* Set problem: Return the count of lines that hold the string "JSON", with no other words.

(Entries with figure data)
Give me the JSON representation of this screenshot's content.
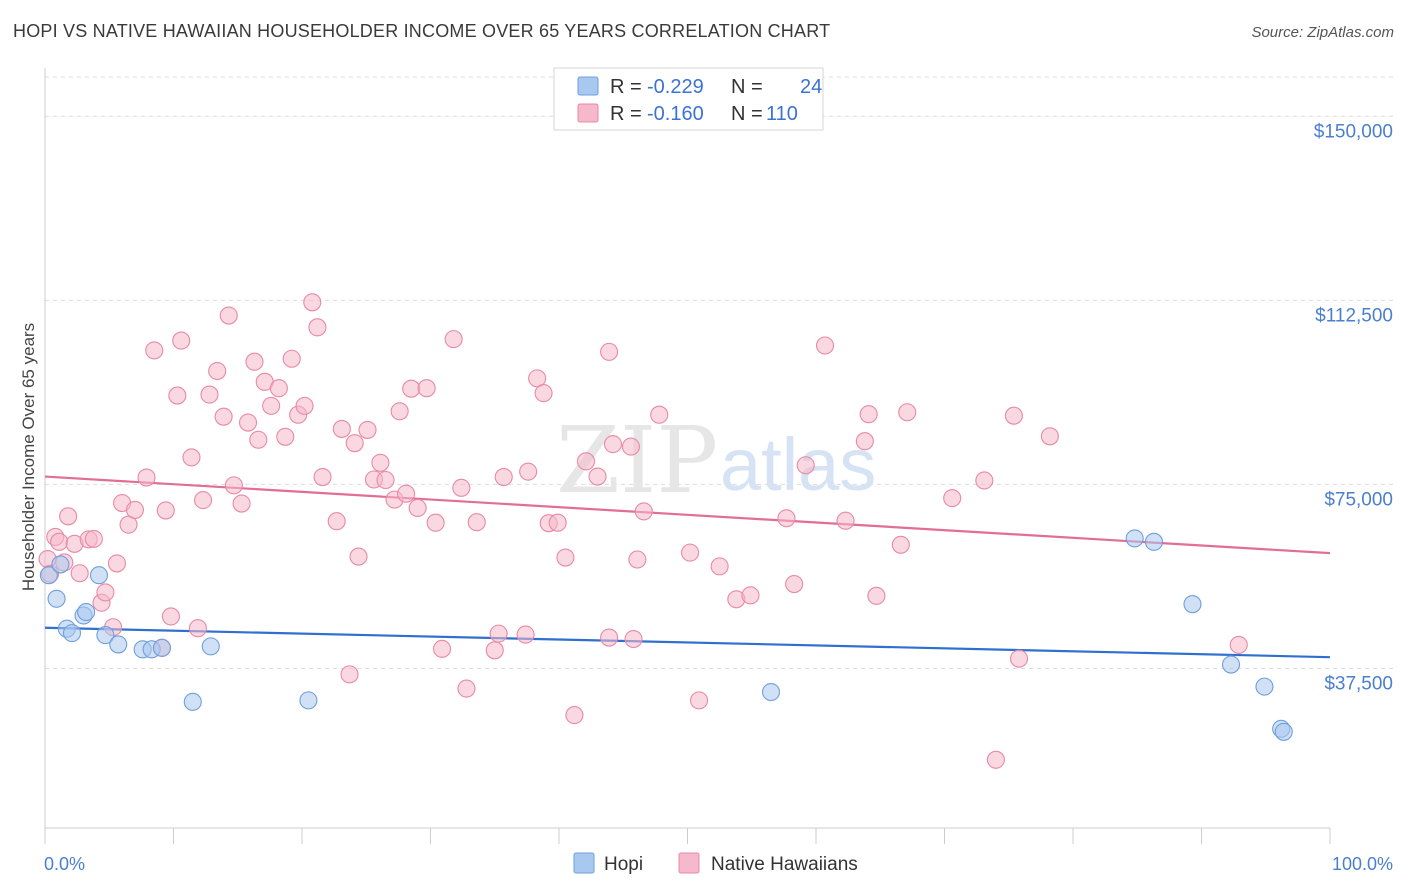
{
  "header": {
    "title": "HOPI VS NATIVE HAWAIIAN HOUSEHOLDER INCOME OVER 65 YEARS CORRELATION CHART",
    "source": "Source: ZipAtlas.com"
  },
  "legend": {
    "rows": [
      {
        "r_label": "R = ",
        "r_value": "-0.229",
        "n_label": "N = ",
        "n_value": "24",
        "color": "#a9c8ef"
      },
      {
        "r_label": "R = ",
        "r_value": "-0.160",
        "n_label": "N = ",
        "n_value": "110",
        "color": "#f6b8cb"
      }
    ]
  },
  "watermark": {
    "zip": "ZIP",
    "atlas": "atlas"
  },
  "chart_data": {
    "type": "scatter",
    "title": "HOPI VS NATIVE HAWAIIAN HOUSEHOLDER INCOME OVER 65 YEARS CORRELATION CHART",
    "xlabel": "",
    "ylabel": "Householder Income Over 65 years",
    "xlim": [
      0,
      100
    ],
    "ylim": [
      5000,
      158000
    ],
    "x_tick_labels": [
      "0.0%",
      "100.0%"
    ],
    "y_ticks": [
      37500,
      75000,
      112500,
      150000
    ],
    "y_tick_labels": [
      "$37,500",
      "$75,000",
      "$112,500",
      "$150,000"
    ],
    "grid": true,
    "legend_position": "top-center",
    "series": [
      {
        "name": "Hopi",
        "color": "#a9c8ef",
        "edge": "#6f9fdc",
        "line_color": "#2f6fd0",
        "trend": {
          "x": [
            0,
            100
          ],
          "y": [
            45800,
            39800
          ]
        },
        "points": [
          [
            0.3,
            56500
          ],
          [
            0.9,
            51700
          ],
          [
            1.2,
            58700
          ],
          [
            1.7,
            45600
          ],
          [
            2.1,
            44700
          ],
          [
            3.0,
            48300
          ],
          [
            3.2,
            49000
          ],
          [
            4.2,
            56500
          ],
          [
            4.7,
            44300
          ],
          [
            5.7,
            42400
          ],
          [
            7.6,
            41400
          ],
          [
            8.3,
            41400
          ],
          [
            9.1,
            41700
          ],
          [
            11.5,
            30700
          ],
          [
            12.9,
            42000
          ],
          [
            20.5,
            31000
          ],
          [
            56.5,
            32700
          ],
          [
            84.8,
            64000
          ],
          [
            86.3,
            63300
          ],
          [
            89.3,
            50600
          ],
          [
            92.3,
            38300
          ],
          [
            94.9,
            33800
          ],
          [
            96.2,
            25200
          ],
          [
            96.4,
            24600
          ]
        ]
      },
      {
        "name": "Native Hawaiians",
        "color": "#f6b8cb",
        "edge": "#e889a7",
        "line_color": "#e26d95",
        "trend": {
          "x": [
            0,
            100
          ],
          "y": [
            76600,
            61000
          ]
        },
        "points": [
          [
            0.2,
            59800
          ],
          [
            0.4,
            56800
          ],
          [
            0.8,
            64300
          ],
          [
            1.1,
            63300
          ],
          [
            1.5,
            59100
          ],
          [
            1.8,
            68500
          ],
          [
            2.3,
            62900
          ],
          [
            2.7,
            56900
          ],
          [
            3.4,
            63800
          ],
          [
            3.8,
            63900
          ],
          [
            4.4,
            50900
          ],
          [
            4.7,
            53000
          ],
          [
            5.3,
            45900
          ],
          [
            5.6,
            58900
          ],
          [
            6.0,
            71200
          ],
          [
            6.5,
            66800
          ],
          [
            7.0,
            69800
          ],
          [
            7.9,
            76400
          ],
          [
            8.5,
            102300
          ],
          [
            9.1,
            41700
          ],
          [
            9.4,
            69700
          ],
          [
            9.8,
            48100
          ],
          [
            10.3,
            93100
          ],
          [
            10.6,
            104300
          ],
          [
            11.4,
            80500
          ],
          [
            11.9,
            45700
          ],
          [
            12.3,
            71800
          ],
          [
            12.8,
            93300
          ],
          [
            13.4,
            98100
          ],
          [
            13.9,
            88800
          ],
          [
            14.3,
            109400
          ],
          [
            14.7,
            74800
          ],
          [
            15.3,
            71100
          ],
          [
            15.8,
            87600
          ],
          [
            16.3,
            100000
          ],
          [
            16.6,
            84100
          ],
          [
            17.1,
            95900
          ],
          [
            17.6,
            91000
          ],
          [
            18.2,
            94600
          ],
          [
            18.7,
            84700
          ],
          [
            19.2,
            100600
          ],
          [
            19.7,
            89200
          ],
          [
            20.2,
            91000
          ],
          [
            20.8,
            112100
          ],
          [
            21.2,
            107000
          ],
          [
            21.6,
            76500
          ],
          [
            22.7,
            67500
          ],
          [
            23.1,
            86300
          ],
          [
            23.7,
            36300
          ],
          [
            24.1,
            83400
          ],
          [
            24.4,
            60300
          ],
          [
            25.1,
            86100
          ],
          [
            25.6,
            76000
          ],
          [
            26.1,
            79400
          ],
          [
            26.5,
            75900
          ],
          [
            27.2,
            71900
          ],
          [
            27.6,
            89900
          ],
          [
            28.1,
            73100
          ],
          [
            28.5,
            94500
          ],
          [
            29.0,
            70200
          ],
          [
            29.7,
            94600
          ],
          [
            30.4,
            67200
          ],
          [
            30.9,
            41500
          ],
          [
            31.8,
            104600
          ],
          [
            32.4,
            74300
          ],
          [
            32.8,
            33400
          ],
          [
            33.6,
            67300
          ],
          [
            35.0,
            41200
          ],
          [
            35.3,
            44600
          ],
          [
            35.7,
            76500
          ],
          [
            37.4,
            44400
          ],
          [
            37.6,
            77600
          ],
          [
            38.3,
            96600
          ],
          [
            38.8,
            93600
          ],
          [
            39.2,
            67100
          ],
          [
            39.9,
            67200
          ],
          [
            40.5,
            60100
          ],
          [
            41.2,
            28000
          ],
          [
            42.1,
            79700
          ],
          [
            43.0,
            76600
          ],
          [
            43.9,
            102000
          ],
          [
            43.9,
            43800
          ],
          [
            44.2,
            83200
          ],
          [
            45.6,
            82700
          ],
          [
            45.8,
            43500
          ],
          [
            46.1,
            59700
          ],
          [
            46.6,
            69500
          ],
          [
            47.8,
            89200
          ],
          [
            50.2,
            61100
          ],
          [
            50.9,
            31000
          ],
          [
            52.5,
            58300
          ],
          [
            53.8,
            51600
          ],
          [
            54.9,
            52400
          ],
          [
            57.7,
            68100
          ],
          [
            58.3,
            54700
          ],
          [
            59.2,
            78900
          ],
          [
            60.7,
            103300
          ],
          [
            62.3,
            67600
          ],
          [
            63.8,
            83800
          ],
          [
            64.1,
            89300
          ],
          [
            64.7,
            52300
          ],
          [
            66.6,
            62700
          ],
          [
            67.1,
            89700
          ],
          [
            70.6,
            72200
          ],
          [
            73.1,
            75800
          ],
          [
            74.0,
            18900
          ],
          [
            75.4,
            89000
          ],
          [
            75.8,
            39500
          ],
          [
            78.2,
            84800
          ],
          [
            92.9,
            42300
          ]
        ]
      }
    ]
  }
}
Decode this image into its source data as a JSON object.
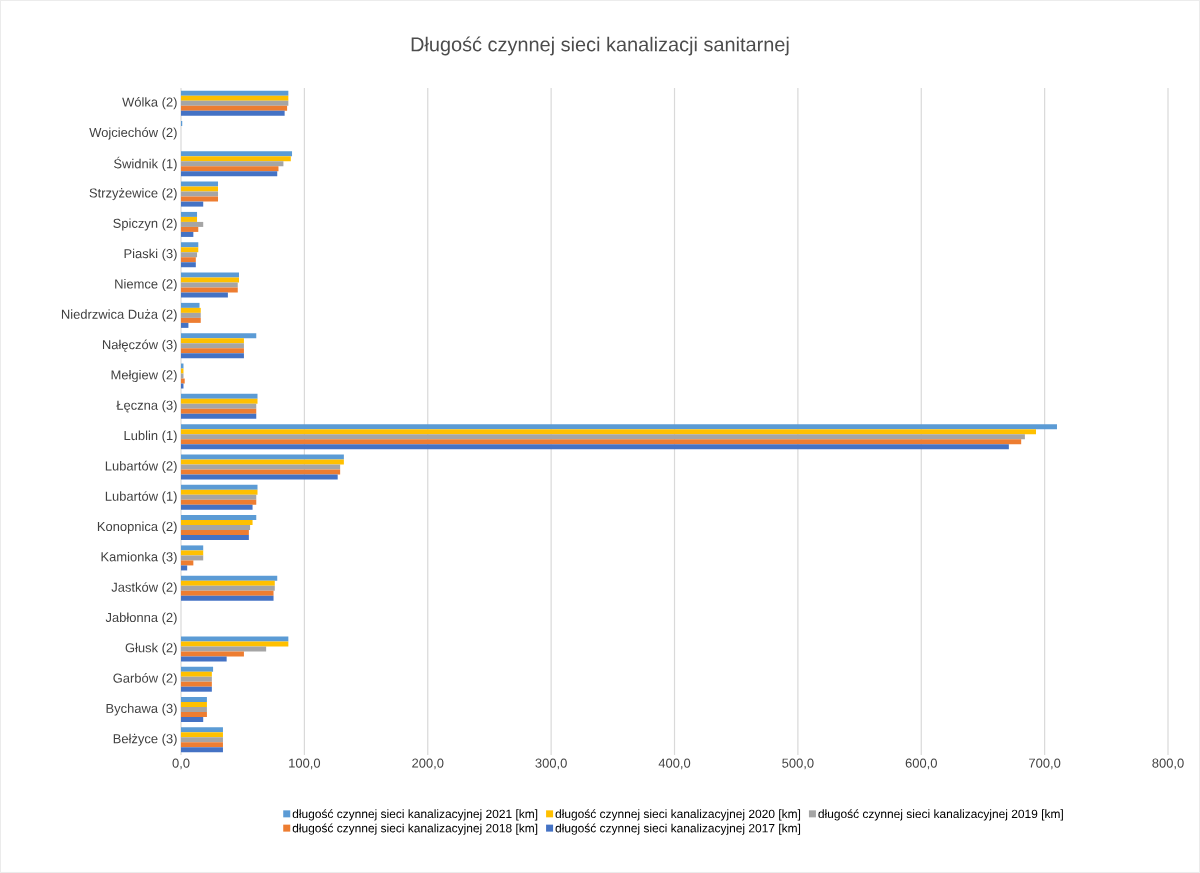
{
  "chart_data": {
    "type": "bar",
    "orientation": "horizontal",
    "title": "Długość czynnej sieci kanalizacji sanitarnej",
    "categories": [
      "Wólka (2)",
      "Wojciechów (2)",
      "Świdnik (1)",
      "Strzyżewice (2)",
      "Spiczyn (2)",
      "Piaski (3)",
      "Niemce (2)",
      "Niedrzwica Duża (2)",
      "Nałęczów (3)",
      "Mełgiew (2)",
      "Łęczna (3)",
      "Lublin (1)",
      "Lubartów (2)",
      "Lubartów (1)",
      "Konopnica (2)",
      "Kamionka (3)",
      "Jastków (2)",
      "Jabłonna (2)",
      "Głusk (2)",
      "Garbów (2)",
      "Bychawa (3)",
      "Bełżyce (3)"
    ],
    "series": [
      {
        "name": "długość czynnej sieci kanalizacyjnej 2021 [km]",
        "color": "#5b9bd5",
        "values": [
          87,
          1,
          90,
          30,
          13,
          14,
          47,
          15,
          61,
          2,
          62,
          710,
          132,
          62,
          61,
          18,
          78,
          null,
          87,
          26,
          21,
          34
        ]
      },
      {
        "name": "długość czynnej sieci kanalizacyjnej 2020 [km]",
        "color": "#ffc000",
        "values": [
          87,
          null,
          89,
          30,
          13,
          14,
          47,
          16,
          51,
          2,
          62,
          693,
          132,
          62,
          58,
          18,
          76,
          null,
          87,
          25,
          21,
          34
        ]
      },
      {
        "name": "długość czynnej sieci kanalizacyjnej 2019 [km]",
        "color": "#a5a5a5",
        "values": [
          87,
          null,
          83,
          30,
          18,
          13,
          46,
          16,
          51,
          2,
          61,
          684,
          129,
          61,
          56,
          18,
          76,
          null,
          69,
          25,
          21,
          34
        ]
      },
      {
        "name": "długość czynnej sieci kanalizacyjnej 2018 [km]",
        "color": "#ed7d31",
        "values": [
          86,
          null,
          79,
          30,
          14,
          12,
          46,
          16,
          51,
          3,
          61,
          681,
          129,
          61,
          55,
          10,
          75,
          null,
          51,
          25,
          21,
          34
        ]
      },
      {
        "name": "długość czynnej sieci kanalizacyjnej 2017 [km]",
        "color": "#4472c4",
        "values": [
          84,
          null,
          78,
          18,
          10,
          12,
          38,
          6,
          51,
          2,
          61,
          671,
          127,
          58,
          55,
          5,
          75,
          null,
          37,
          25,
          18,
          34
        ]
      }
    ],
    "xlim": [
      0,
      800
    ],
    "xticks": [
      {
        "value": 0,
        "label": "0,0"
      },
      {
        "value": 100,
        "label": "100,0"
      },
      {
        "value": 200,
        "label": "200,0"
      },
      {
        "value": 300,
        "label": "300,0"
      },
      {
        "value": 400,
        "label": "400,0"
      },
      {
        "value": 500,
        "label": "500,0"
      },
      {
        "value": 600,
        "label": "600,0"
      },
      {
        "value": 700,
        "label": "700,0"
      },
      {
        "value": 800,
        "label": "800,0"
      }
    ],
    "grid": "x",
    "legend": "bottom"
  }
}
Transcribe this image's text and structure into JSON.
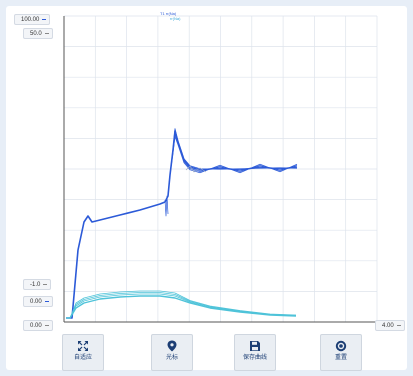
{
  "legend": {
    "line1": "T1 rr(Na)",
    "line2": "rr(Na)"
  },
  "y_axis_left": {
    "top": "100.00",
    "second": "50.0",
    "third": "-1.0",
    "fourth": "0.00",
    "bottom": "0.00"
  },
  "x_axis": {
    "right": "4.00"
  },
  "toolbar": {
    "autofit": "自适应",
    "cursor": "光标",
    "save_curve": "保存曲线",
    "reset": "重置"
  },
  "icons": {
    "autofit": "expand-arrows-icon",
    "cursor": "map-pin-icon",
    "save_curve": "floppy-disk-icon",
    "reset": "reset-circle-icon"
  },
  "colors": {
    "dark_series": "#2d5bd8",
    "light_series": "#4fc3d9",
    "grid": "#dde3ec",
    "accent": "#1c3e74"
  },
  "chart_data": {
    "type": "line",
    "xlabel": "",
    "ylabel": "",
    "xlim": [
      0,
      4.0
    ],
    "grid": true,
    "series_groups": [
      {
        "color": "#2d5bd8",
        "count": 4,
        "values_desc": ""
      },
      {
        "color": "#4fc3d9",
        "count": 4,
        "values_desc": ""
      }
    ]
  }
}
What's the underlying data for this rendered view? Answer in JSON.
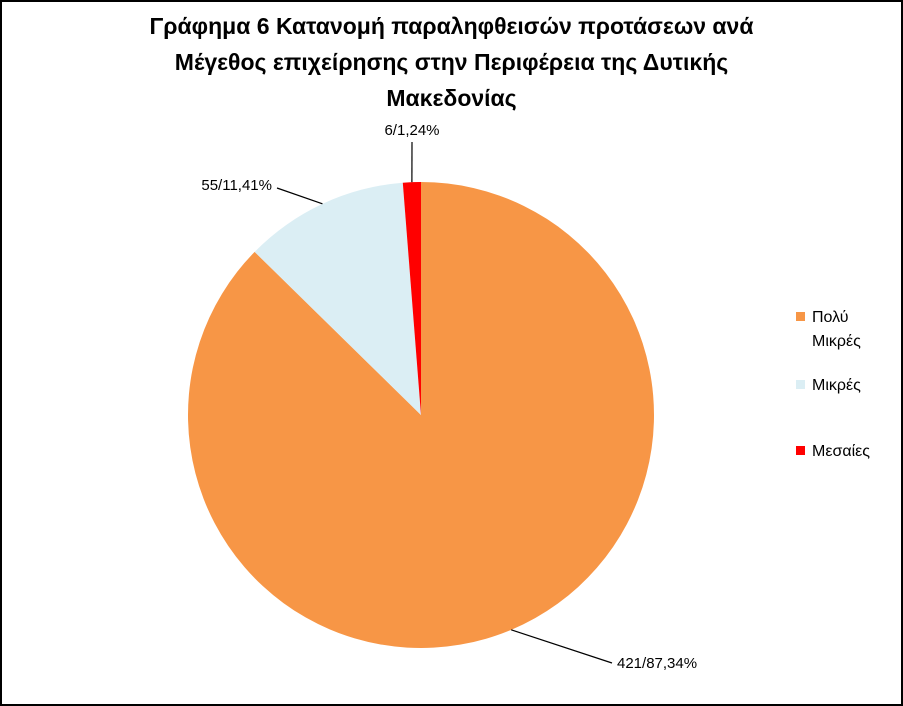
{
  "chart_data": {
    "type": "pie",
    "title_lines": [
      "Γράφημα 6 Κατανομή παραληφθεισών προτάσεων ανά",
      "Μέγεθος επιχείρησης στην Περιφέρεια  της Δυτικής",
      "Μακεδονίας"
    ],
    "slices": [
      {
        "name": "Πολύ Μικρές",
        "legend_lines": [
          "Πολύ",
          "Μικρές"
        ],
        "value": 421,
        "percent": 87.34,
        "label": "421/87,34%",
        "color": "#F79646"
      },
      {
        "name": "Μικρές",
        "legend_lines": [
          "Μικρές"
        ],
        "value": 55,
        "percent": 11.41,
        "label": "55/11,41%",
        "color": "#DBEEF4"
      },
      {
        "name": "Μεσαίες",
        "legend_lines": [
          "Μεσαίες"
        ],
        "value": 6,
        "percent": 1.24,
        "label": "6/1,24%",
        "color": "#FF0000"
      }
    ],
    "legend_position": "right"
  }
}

* Result for this task: 4